Problem to solve
Reproduce all entries word for word.

Supplied information
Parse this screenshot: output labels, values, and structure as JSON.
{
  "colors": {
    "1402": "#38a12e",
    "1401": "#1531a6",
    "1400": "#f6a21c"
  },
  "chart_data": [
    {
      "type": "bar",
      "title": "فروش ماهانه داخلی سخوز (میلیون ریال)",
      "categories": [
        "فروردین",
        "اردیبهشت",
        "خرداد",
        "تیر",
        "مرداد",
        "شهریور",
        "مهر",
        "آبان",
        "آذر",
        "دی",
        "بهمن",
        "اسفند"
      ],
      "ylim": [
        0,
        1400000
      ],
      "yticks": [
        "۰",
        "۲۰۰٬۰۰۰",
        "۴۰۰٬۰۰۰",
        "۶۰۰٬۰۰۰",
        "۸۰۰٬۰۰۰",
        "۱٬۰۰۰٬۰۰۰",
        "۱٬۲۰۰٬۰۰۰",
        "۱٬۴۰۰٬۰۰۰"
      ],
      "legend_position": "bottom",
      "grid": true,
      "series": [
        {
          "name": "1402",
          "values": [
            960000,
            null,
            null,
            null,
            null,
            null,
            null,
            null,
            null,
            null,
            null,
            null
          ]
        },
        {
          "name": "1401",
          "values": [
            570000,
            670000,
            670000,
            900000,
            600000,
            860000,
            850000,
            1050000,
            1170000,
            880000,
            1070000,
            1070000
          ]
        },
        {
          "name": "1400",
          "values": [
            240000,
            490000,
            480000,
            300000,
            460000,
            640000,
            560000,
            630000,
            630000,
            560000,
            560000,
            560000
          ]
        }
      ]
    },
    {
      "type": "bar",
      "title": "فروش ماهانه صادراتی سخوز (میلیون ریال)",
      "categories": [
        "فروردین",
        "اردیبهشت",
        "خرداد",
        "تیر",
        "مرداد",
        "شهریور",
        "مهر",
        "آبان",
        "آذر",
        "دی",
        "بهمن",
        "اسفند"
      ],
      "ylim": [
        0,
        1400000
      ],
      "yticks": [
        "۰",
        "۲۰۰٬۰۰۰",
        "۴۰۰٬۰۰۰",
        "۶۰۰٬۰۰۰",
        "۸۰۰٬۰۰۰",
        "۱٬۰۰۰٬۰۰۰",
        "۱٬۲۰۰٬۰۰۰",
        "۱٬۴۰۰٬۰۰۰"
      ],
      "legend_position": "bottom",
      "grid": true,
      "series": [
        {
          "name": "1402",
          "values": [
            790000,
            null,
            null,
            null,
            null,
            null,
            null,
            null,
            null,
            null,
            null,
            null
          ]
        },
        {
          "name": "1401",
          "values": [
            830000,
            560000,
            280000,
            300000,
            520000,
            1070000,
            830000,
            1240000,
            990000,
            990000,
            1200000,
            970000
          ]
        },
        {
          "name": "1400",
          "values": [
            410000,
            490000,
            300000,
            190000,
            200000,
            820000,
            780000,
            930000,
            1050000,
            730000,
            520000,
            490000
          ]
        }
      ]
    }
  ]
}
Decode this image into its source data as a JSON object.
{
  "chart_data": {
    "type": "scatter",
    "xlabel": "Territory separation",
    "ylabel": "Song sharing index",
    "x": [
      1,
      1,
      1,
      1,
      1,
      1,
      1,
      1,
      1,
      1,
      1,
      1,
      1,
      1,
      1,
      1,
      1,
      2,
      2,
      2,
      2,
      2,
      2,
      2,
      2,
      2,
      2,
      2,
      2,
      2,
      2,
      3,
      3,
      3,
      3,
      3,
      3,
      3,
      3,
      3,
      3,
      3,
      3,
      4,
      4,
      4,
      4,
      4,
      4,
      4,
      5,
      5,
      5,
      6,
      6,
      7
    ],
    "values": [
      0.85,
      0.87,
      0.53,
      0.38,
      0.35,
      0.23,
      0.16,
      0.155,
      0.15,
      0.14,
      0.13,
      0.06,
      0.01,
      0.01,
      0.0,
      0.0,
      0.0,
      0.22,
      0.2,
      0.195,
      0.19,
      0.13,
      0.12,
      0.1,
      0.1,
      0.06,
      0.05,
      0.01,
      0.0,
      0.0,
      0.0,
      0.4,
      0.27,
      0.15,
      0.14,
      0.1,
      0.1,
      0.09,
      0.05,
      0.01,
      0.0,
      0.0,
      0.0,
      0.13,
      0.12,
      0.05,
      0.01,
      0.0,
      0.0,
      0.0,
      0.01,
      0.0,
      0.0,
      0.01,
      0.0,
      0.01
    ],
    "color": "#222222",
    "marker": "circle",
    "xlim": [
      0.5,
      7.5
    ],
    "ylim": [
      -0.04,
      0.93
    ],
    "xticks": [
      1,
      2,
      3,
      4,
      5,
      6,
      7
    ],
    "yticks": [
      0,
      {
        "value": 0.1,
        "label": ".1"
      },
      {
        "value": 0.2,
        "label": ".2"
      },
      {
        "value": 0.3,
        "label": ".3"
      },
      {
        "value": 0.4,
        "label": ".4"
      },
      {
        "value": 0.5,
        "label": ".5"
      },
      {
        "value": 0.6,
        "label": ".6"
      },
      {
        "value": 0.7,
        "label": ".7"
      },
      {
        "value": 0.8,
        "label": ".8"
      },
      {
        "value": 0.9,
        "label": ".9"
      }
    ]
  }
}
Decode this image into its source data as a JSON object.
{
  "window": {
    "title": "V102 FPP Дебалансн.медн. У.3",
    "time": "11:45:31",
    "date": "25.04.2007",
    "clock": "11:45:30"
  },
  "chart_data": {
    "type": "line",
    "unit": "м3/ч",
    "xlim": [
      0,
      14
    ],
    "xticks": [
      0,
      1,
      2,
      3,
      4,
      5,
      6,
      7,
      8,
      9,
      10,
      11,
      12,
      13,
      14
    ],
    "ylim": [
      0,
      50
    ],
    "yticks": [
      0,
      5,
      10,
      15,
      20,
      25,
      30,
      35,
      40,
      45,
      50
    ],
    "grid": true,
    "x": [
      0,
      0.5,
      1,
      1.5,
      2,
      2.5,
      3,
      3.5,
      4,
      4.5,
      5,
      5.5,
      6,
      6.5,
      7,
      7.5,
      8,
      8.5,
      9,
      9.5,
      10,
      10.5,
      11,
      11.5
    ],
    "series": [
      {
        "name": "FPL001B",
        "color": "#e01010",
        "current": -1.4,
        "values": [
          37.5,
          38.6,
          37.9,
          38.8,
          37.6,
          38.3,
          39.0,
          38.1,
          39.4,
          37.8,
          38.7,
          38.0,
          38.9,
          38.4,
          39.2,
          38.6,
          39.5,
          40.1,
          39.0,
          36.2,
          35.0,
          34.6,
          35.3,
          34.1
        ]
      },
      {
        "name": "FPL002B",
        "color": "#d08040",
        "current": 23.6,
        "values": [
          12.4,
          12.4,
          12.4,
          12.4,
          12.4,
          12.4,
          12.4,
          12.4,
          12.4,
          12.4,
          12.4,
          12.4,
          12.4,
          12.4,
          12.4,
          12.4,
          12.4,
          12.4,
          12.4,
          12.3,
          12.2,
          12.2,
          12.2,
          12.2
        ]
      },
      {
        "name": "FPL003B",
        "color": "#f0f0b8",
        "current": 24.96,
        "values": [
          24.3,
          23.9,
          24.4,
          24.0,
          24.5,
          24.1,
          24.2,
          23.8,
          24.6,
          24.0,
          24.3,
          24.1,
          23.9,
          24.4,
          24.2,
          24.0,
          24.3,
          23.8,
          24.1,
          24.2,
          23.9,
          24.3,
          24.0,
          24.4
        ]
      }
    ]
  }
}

Task result
Parse this screenshot: output labels, values, and structure as JSON.
{
  "colors": {
    "1402": "#38a12e",
    "1401": "#1531a6",
    "1400": "#f6a21c"
  },
  "chart_data": [
    {
      "type": "bar",
      "title": "فروش ماهانه داخلی سخوز (میلیون ریال)",
      "categories": [
        "فروردین",
        "اردیبهشت",
        "خرداد",
        "تیر",
        "مرداد",
        "شهریور",
        "مهر",
        "آبان",
        "آذر",
        "دی",
        "بهمن",
        "اسفند"
      ],
      "ylim": [
        0,
        1400000
      ],
      "yticks": [
        "۰",
        "۲۰۰٬۰۰۰",
        "۴۰۰٬۰۰۰",
        "۶۰۰٬۰۰۰",
        "۸۰۰٬۰۰۰",
        "۱٬۰۰۰٬۰۰۰",
        "۱٬۲۰۰٬۰۰۰",
        "۱٬۴۰۰٬۰۰۰"
      ],
      "legend_position": "bottom",
      "grid": true,
      "series": [
        {
          "name": "1402",
          "values": [
            960000,
            null,
            null,
            null,
            null,
            null,
            null,
            null,
            null,
            null,
            null,
            null
          ]
        },
        {
          "name": "1401",
          "values": [
            570000,
            670000,
            670000,
            900000,
            600000,
            860000,
            850000,
            1050000,
            1170000,
            880000,
            1070000,
            1070000
          ]
        },
        {
          "name": "1400",
          "values": [
            240000,
            490000,
            480000,
            300000,
            460000,
            640000,
            560000,
            630000,
            630000,
            560000,
            560000,
            560000
          ]
        }
      ]
    },
    {
      "type": "bar",
      "title": "فروش ماهانه صادراتی سخوز (میلیون ریال)",
      "categories": [
        "فروردین",
        "اردیبهشت",
        "خرداد",
        "تیر",
        "مرداد",
        "شهریور",
        "مهر",
        "آبان",
        "آذر",
        "دی",
        "بهمن",
        "اسفند"
      ],
      "ylim": [
        0,
        1400000
      ],
      "yticks": [
        "۰",
        "۲۰۰٬۰۰۰",
        "۴۰۰٬۰۰۰",
        "۶۰۰٬۰۰۰",
        "۸۰۰٬۰۰۰",
        "۱٬۰۰۰٬۰۰۰",
        "۱٬۲۰۰٬۰۰۰",
        "۱٬۴۰۰٬۰۰۰"
      ],
      "legend_position": "bottom",
      "grid": true,
      "series": [
        {
          "name": "1402",
          "values": [
            790000,
            null,
            null,
            null,
            null,
            null,
            null,
            null,
            null,
            null,
            null,
            null
          ]
        },
        {
          "name": "1401",
          "values": [
            830000,
            560000,
            280000,
            300000,
            520000,
            1070000,
            830000,
            1240000,
            990000,
            990000,
            1200000,
            970000
          ]
        },
        {
          "name": "1400",
          "values": [
            410000,
            490000,
            300000,
            190000,
            200000,
            820000,
            780000,
            930000,
            1050000,
            730000,
            520000,
            490000
          ]
        }
      ]
    }
  ]
}
Decode this image into its source data as a JSON object.
{
  "chart_data": {
    "type": "scatter",
    "xlabel": "Territory separation",
    "ylabel": "Song sharing index",
    "x": [
      1,
      1,
      1,
      1,
      1,
      1,
      1,
      1,
      1,
      1,
      1,
      1,
      1,
      1,
      1,
      1,
      1,
      2,
      2,
      2,
      2,
      2,
      2,
      2,
      2,
      2,
      2,
      2,
      2,
      2,
      2,
      3,
      3,
      3,
      3,
      3,
      3,
      3,
      3,
      3,
      3,
      3,
      3,
      4,
      4,
      4,
      4,
      4,
      4,
      4,
      5,
      5,
      5,
      6,
      6,
      7
    ],
    "values": [
      0.85,
      0.87,
      0.53,
      0.38,
      0.35,
      0.23,
      0.16,
      0.155,
      0.15,
      0.14,
      0.13,
      0.06,
      0.01,
      0.01,
      0.0,
      0.0,
      0.0,
      0.22,
      0.2,
      0.195,
      0.19,
      0.13,
      0.12,
      0.1,
      0.1,
      0.06,
      0.05,
      0.01,
      0.0,
      0.0,
      0.0,
      0.4,
      0.27,
      0.15,
      0.14,
      0.1,
      0.1,
      0.09,
      0.05,
      0.01,
      0.0,
      0.0,
      0.0,
      0.13,
      0.12,
      0.05,
      0.01,
      0.0,
      0.0,
      0.0,
      0.01,
      0.0,
      0.0,
      0.01,
      0.0,
      0.01
    ],
    "color": "#222222",
    "marker": "circle",
    "xlim": [
      0.5,
      7.5
    ],
    "ylim": [
      -0.04,
      0.93
    ],
    "xticks": [
      1,
      2,
      3,
      4,
      5,
      6,
      7
    ],
    "yticks": [
      0,
      {
        "value": 0.1,
        "label": ".1"
      },
      {
        "value": 0.2,
        "label": ".2"
      },
      {
        "value": 0.3,
        "label": ".3"
      },
      {
        "value": 0.4,
        "label": ".4"
      },
      {
        "value": 0.5,
        "label": ".5"
      },
      {
        "value": 0.6,
        "label": ".6"
      },
      {
        "value": 0.7,
        "label": ".7"
      },
      {
        "value": 0.8,
        "label": ".8"
      },
      {
        "value": 0.9,
        "label": ".9"
      }
    ]
  }
}
Decode this image into its source data as a JSON object.
{
  "window": {
    "title": "V102 FPP Дебалансн.медн. У.3",
    "time": "11:45:31",
    "date": "25.04.2007",
    "clock": "11:45:30"
  },
  "chart_data": {
    "type": "line",
    "unit": "м3/ч",
    "xlim": [
      0,
      14
    ],
    "xticks": [
      0,
      1,
      2,
      3,
      4,
      5,
      6,
      7,
      8,
      9,
      10,
      11,
      12,
      13,
      14
    ],
    "ylim": [
      0,
      50
    ],
    "yticks": [
      0,
      5,
      10,
      15,
      20,
      25,
      30,
      35,
      40,
      45,
      50
    ],
    "grid": true,
    "x": [
      0,
      0.5,
      1,
      1.5,
      2,
      2.5,
      3,
      3.5,
      4,
      4.5,
      5,
      5.5,
      6,
      6.5,
      7,
      7.5,
      8,
      8.5,
      9,
      9.5,
      10,
      10.5,
      11,
      11.5
    ],
    "series": [
      {
        "name": "FPL001B",
        "color": "#e01010",
        "current": -1.4,
        "values": [
          37.5,
          38.6,
          37.9,
          38.8,
          37.6,
          38.3,
          39.0,
          38.1,
          39.4,
          37.8,
          38.7,
          38.0,
          38.9,
          38.4,
          39.2,
          38.6,
          39.5,
          40.1,
          39.0,
          36.2,
          35.0,
          34.6,
          35.3,
          34.1
        ]
      },
      {
        "name": "FPL002B",
        "color": "#d08040",
        "current": 23.6,
        "values": [
          12.4,
          12.4,
          12.4,
          12.4,
          12.4,
          12.4,
          12.4,
          12.4,
          12.4,
          12.4,
          12.4,
          12.4,
          12.4,
          12.4,
          12.4,
          12.4,
          12.4,
          12.4,
          12.4,
          12.3,
          12.2,
          12.2,
          12.2,
          12.2
        ]
      },
      {
        "name": "FPL003B",
        "color": "#f0f0b8",
        "current": 24.96,
        "values": [
          24.3,
          23.9,
          24.4,
          24.0,
          24.5,
          24.1,
          24.2,
          23.8,
          24.6,
          24.0,
          24.3,
          24.1,
          23.9,
          24.4,
          24.2,
          24.0,
          24.3,
          23.8,
          24.1,
          24.2,
          23.9,
          24.3,
          24.0,
          24.4
        ]
      }
    ]
  }
}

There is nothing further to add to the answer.